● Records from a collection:
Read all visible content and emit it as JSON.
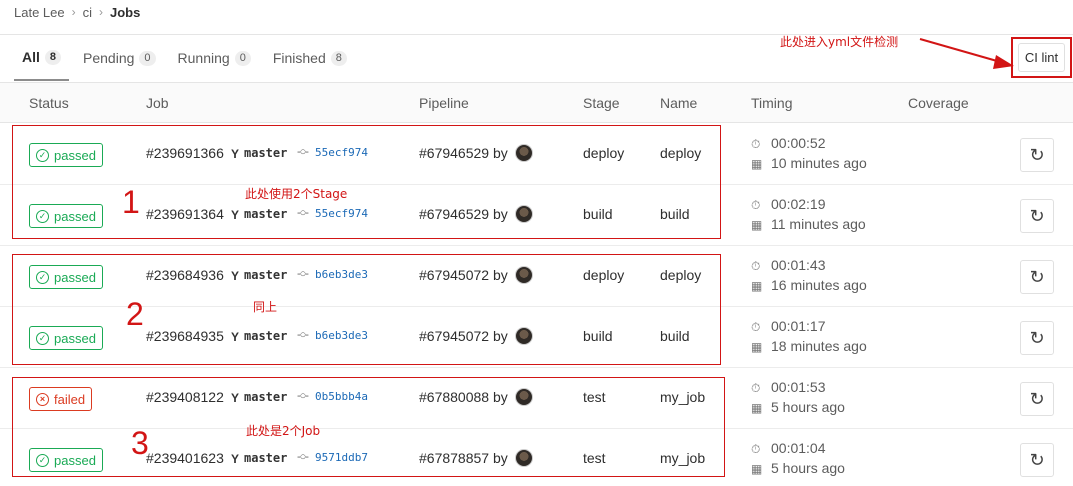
{
  "breadcrumb": {
    "group": "Late Lee",
    "project": "ci",
    "current": "Jobs",
    "sep": "›"
  },
  "tabs": [
    {
      "label": "All",
      "count": "8",
      "active": true
    },
    {
      "label": "Pending",
      "count": "0"
    },
    {
      "label": "Running",
      "count": "0"
    },
    {
      "label": "Finished",
      "count": "8"
    }
  ],
  "ci_lint_label": "CI lint",
  "columns": {
    "status": "Status",
    "job": "Job",
    "pipeline": "Pipeline",
    "stage": "Stage",
    "name": "Name",
    "timing": "Timing",
    "coverage": "Coverage"
  },
  "rows": [
    {
      "status": "passed",
      "job": "#239691366",
      "branch": "master",
      "sha": "55ecf974",
      "pipeline": "#67946529 by",
      "stage": "deploy",
      "name": "deploy",
      "duration": "00:00:52",
      "ago": "10 minutes ago"
    },
    {
      "status": "passed",
      "job": "#239691364",
      "branch": "master",
      "sha": "55ecf974",
      "pipeline": "#67946529 by",
      "stage": "build",
      "name": "build",
      "duration": "00:02:19",
      "ago": "11 minutes ago"
    },
    {
      "status": "passed",
      "job": "#239684936",
      "branch": "master",
      "sha": "b6eb3de3",
      "pipeline": "#67945072 by",
      "stage": "deploy",
      "name": "deploy",
      "duration": "00:01:43",
      "ago": "16 minutes ago"
    },
    {
      "status": "passed",
      "job": "#239684935",
      "branch": "master",
      "sha": "b6eb3de3",
      "pipeline": "#67945072 by",
      "stage": "build",
      "name": "build",
      "duration": "00:01:17",
      "ago": "18 minutes ago"
    },
    {
      "status": "failed",
      "job": "#239408122",
      "branch": "master",
      "sha": "0b5bbb4a",
      "pipeline": "#67880088 by",
      "stage": "test",
      "name": "my_job",
      "duration": "00:01:53",
      "ago": "5 hours ago"
    },
    {
      "status": "passed",
      "job": "#239401623",
      "branch": "master",
      "sha": "9571ddb7",
      "pipeline": "#67878857 by",
      "stage": "test",
      "name": "my_job",
      "duration": "00:01:04",
      "ago": "5 hours ago"
    }
  ],
  "annotations": {
    "lint_note": "此处进入yml文件检测",
    "group1_num": "1",
    "group1_note": "此处使用2个Stage",
    "group2_num": "2",
    "group2_note": "同上",
    "group3_num": "3",
    "group3_note": "此处是2个Job",
    "color": "#d21515"
  },
  "colors": {
    "passed": "#1aaa55",
    "failed": "#db3b21",
    "link": "#1b69b6"
  },
  "icons": {
    "branch": "branch-icon",
    "commit": "commit-icon",
    "timer": "timer-icon",
    "calendar": "calendar-icon",
    "retry": "retry-icon"
  }
}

● Set task: Copy the records above exactly, leaving out every picture.

● Task solution:
Read all visible content and emit it as JSON.
{
  "breadcrumb": {
    "group": "Late Lee",
    "project": "ci",
    "current": "Jobs",
    "sep": "›"
  },
  "tabs": [
    {
      "label": "All",
      "count": "8",
      "active": true
    },
    {
      "label": "Pending",
      "count": "0"
    },
    {
      "label": "Running",
      "count": "0"
    },
    {
      "label": "Finished",
      "count": "8"
    }
  ],
  "ci_lint_label": "CI lint",
  "columns": {
    "status": "Status",
    "job": "Job",
    "pipeline": "Pipeline",
    "stage": "Stage",
    "name": "Name",
    "timing": "Timing",
    "coverage": "Coverage"
  },
  "rows": [
    {
      "status": "passed",
      "job": "#239691366",
      "branch": "master",
      "sha": "55ecf974",
      "pipeline": "#67946529 by",
      "stage": "deploy",
      "name": "deploy",
      "duration": "00:00:52",
      "ago": "10 minutes ago"
    },
    {
      "status": "passed",
      "job": "#239691364",
      "branch": "master",
      "sha": "55ecf974",
      "pipeline": "#67946529 by",
      "stage": "build",
      "name": "build",
      "duration": "00:02:19",
      "ago": "11 minutes ago"
    },
    {
      "status": "passed",
      "job": "#239684936",
      "branch": "master",
      "sha": "b6eb3de3",
      "pipeline": "#67945072 by",
      "stage": "deploy",
      "name": "deploy",
      "duration": "00:01:43",
      "ago": "16 minutes ago"
    },
    {
      "status": "passed",
      "job": "#239684935",
      "branch": "master",
      "sha": "b6eb3de3",
      "pipeline": "#67945072 by",
      "stage": "build",
      "name": "build",
      "duration": "00:01:17",
      "ago": "18 minutes ago"
    },
    {
      "status": "failed",
      "job": "#239408122",
      "branch": "master",
      "sha": "0b5bbb4a",
      "pipeline": "#67880088 by",
      "stage": "test",
      "name": "my_job",
      "duration": "00:01:53",
      "ago": "5 hours ago"
    },
    {
      "status": "passed",
      "job": "#239401623",
      "branch": "master",
      "sha": "9571ddb7",
      "pipeline": "#67878857 by",
      "stage": "test",
      "name": "my_job",
      "duration": "00:01:04",
      "ago": "5 hours ago"
    }
  ],
  "annotations": {
    "lint_note": "此处进入yml文件检测",
    "group1_num": "1",
    "group1_note": "此处使用2个Stage",
    "group2_num": "2",
    "group2_note": "同上",
    "group3_num": "3",
    "group3_note": "此处是2个Job",
    "color": "#d21515"
  },
  "colors": {
    "passed": "#1aaa55",
    "failed": "#db3b21",
    "link": "#1b69b6"
  },
  "icons": {
    "branch": "branch-icon",
    "commit": "commit-icon",
    "timer": "timer-icon",
    "calendar": "calendar-icon",
    "retry": "retry-icon"
  }
}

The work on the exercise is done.